**What is asked:**
A. Answer these questions about the Tjet repop thread:
(i) From which site and page did the first poster take the list?
(ii) Which outfit is listed for the '63 Riviera?
(iii) In the reply by Dyno Dom, what model is said to be next in line after the upcoming Galaxie?
B. Reproduce word for word the part of the Tjet repop thread starting at "Wild Ones--see matching" and ending at "have headlight provisions?".
C. Resume the forum thread on Tjet repops from the point where it stops.
### Quoted text
# Which original Tjets HAVEN'T been repopped?



## ParkRNDL (Mar 20, 2002)

I was looking at Ed's thread about new AW stuff and thinking I wanted some more repops of Tjets that haven't been done yet... then it occurred to me that there aren't too many of them left. Not street cars, anyway. Even considering that RRR does pretty much all of them, it seems like many also have been redone by bigger, higher-volume outfits too. I pulled this list off MEV's site at the Tjet Shrine page. Check this out:

'40 Lincoln-no
'63 Galaxie-Dash
'63 Fairlane-Dash
'63 Falcon-Dash, Fairgrounds by RRR
'63 T-bird-no
'63 Corvette-no, but JL/AW did a similar one
'63 Riviera-AW
'65 Mustang-JL/AW, MM
'67 Toronado-no
'67 T-bird-no
'67 XL500-Dash pending?
'67 Camaro-MM, different version by JL/AW, Fairgrounds by RRR
'67 Firebird-JL/AW
'68 Cougar-JL/AW
'68 Torino-JL/AW
'68 AMX-JL/AW
'69 GTO-JL/AW, MM
'69 Charger-JL/AW
'69 Mach1-no, but JL/AW did a LWB one, and Fairgrounds by RRR
'69 El Camino-JL/AW

Willys-MM, JL/AW
Hot Rod-Dash
Mako Shark-Dash version pending, and racer version by RRR
Dune Buggy-does the AW one count?
Sand Van Bgy-JL/AW
Super Modfd-Dash

'32 Ford Pick-up-no
'69 Ford Ice Crm-JL/AW
Dmp/Stk Trucks-no
Tow Truck-no

Thunderbike-not happening LOL

Grand Prix Rcr-no
Indy Rcr-no
Repco Brabham-no
Mclaren BRM-no

Batmobile-Dash
Green Hornet-Dash

Maserati-no
Jaguar-no
Volkswagon-Dash, JL/AW SWB version
Mangusta-no
AC Cobra-JL/AW, version by Dash (thanks Bill)

Ferrari GT250-no
Ford GT40-JL/AW
Cobra GT-sorta JL/AW LWB version
Porsche 906-no
Chaparral Rdstr-no
Lola GT-no
Dino Ferrari-no
Ford J-no
Mclaren Elva-no
Cheetah-version by Dash (thanks Bill)
Alfa Romeo-no
Chap 2F-JL/AW (thanks Roger)

Edit: XLerators (thanks foxkilo! :wave: )

Vega-JL/AW
Baja Blazer-JL/AW

Tuff Ones--see matching models above

(TO) Camaro
(TO) Volks
(TO) AMX
(TO) Cougar
(TO) Firebird
(TO) Willys
(TO) Dune Bgy
(TO) Cheetah
(TO) Frd GT40
(TO) Chap 2F
(TO) Lola
(TO) Dino Ferr

Wild Ones--see matching models above

(WO) Camaro
(WO) Cougar
(WO) Mustang
(WO) Frd GT40

FlameThr's

(FT) Ford J
(FT) Mcl Elva
(FT) Chap 2F
(FT) Ferr GT250
(FT) Ford GT40-I forget now... does the AW one have headlight provisions?
(FT) Cobra GT
(FT) Sand Van

just food for thought, I guess... I'd like to see the Toronado, the T-birds, the Lola, the Alfa, and maybe the Maserati and Jag available as affordable runners.

But I dunno... what are the implications of having more and more of the original line available as repops? Thoughts?

--rick


----------



## Dyno Dom (May 26, 2007)

I believe the Mako is next in line after the upcoming Galaxie.
######
### Stored records
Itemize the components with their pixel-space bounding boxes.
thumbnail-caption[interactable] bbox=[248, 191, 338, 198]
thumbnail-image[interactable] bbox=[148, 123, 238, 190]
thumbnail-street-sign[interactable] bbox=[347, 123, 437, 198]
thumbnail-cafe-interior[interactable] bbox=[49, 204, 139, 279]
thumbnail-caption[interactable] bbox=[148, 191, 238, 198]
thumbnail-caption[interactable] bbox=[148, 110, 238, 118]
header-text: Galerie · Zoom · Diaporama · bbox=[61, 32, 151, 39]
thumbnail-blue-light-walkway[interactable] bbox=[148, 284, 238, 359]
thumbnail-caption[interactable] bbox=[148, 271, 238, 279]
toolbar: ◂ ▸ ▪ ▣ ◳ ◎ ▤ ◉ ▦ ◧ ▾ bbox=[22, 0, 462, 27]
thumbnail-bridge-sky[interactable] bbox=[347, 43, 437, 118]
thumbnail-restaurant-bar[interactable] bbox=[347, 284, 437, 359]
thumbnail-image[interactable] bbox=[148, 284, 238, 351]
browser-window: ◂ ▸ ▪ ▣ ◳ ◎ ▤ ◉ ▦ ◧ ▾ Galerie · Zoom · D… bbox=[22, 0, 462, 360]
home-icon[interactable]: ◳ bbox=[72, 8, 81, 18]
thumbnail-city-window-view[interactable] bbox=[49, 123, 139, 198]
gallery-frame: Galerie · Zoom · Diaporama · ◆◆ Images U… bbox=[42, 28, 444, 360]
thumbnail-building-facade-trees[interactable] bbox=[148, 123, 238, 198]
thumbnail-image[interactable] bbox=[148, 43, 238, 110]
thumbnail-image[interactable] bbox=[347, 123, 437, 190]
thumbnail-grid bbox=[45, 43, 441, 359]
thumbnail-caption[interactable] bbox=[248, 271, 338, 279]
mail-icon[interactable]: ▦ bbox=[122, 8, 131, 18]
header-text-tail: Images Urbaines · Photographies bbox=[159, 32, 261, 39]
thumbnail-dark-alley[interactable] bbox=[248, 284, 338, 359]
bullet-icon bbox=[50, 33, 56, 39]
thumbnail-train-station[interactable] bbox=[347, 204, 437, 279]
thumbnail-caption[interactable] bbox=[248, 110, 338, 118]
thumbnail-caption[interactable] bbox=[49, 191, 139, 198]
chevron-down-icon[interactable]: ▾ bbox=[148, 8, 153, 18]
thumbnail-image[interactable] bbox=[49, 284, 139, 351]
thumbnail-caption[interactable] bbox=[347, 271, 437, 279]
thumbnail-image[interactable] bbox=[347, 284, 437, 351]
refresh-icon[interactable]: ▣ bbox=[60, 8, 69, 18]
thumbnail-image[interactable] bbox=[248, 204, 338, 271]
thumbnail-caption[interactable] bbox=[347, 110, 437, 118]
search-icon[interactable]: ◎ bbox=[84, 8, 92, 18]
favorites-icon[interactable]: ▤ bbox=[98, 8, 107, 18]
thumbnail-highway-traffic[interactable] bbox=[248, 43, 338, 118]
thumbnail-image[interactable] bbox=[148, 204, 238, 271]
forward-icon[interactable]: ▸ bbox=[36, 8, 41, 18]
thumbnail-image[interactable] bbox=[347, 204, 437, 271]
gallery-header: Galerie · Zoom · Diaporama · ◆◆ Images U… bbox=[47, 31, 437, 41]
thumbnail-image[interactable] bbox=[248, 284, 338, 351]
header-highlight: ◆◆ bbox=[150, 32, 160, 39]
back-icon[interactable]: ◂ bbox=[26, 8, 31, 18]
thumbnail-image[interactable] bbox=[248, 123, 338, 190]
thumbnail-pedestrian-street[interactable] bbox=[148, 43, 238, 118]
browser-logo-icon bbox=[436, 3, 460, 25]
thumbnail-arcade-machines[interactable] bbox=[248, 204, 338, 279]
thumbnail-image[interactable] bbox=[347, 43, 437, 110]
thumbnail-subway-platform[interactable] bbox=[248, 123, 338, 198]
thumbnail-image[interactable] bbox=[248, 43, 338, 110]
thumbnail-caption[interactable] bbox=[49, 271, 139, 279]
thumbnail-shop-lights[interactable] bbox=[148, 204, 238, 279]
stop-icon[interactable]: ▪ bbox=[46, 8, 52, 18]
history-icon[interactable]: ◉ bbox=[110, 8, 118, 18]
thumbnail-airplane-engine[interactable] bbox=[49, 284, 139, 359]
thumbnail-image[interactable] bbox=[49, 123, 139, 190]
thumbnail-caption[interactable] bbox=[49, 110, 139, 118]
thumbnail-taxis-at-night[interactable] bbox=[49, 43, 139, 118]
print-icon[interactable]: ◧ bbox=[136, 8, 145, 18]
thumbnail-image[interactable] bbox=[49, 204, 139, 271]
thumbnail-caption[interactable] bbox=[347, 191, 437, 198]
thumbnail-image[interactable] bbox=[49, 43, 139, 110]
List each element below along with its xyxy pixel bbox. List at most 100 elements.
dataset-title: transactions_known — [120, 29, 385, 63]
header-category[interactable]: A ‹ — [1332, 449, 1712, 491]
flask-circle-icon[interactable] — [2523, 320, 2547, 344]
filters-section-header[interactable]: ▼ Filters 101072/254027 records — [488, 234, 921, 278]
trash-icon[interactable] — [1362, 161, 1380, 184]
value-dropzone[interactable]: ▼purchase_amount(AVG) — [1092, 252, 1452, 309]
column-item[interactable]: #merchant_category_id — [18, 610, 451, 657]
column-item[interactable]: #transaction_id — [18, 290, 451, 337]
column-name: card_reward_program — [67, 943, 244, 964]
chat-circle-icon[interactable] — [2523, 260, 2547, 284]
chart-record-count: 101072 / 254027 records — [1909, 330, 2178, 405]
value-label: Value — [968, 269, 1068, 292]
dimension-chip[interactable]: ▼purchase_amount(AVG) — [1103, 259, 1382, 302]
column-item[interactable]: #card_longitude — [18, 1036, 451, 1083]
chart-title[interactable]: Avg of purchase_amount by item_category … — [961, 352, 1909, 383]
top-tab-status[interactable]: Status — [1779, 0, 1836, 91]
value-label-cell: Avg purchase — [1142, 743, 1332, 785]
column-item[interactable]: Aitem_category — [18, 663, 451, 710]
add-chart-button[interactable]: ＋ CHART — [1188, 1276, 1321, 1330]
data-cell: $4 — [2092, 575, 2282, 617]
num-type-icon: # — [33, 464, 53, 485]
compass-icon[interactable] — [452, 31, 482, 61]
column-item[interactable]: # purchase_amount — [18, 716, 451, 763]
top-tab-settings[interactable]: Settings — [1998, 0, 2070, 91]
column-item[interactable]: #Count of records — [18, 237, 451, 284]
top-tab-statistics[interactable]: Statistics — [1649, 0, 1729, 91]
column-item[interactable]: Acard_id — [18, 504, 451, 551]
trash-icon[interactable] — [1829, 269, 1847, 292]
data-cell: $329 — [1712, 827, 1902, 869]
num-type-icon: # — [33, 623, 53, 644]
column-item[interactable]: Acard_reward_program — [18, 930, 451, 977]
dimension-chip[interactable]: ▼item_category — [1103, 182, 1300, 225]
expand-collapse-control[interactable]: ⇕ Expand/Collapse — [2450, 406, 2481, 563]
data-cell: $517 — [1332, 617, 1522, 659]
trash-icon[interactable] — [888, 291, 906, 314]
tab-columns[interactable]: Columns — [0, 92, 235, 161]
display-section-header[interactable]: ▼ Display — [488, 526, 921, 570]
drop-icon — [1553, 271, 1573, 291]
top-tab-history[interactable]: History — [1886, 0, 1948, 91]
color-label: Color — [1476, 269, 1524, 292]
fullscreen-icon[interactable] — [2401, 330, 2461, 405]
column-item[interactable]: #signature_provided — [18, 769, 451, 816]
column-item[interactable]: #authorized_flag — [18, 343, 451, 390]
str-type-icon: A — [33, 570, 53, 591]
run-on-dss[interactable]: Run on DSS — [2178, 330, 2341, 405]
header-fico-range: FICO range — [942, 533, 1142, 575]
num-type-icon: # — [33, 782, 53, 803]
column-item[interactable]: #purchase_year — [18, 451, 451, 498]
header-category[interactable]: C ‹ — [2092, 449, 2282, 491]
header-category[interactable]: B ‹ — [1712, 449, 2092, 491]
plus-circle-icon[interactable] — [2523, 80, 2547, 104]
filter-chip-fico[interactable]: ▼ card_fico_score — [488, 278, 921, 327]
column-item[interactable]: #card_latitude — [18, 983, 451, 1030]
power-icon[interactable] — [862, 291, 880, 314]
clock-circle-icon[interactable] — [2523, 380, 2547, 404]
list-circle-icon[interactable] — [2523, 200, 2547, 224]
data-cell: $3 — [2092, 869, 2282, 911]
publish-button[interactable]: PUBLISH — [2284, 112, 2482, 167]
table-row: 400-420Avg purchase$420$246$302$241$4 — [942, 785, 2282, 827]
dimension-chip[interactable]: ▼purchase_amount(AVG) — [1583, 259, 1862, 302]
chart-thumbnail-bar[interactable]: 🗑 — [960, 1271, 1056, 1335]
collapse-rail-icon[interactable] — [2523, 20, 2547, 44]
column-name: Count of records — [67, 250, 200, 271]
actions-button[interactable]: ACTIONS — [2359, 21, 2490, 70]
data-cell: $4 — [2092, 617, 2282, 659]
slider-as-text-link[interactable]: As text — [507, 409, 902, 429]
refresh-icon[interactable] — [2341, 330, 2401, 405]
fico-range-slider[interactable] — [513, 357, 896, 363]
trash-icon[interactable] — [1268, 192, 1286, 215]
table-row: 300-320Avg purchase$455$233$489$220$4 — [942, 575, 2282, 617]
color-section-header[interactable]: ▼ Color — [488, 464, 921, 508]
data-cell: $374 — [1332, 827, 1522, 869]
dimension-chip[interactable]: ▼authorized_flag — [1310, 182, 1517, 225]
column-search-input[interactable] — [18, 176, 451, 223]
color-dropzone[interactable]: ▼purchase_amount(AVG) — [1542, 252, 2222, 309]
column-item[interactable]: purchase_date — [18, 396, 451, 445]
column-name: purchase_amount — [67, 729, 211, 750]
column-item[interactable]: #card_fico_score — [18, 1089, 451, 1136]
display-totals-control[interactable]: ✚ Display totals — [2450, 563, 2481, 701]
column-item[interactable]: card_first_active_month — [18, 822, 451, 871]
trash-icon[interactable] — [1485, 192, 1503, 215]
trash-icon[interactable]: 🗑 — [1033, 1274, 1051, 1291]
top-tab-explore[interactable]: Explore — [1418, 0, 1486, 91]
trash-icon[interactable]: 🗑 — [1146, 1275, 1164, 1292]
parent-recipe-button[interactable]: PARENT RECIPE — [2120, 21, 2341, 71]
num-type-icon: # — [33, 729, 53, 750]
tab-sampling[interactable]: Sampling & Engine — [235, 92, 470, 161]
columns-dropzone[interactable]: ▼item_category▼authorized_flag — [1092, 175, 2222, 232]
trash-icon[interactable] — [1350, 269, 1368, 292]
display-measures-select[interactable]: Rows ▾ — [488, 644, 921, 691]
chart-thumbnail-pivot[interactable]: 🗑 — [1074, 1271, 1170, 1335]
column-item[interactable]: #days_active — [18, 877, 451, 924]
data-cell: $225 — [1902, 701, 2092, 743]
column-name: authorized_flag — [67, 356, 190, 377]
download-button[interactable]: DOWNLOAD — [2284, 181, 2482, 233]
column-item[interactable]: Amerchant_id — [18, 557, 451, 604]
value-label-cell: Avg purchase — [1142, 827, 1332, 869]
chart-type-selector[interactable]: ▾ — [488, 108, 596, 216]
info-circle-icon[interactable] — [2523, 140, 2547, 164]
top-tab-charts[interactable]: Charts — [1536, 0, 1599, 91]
######
**Answers for the exercise:**
A.
(i) MEV's site, at the Tjet Shrine page
(ii) AW
(iii) The Mako

B.
Wild Ones--see matching models above

(WO) Camaro
(WO) Cougar
(WO) Mustang
(WO) Frd GT40

FlameThr's

(FT) Ford J
(FT) Mcl Elva
(FT) Chap 2F
(FT) Ferr GT250
(FT) Ford GT40-I forget now... does the AW one have headlight provisions?

C.
----------



## foxkilo (Mar 27, 2008)

You forgot the Excelarator bodies like the Vega.

Some of th ebodies listedforbid themselves as no fitting chassis is available (slim line). Others are IMHO rightly left out as except for a certain curiosity value. I agree whole heartedly to a repop of the Maserati (IMO one ofthe best looking Auroras), the Toronado, the T-Birds and the Lincoln. But please leave the Jag out as it is an ungainly sight. The original looks so slick and elegant. Take an much improved Faller as the one for a repop, as it resemblaes the lines much better although from being really good. Similar with the 904, take the front part from Aurora and the rear from Faller as Auroras rear is too long. A really good Ferrari GTO would be a thing as both Faller and Aurora missed the point.

Greetings from the land of sauerkraut and sausages

Mario


----------



## alpink (Aug 22, 2010)

Mario, you always make me laugh.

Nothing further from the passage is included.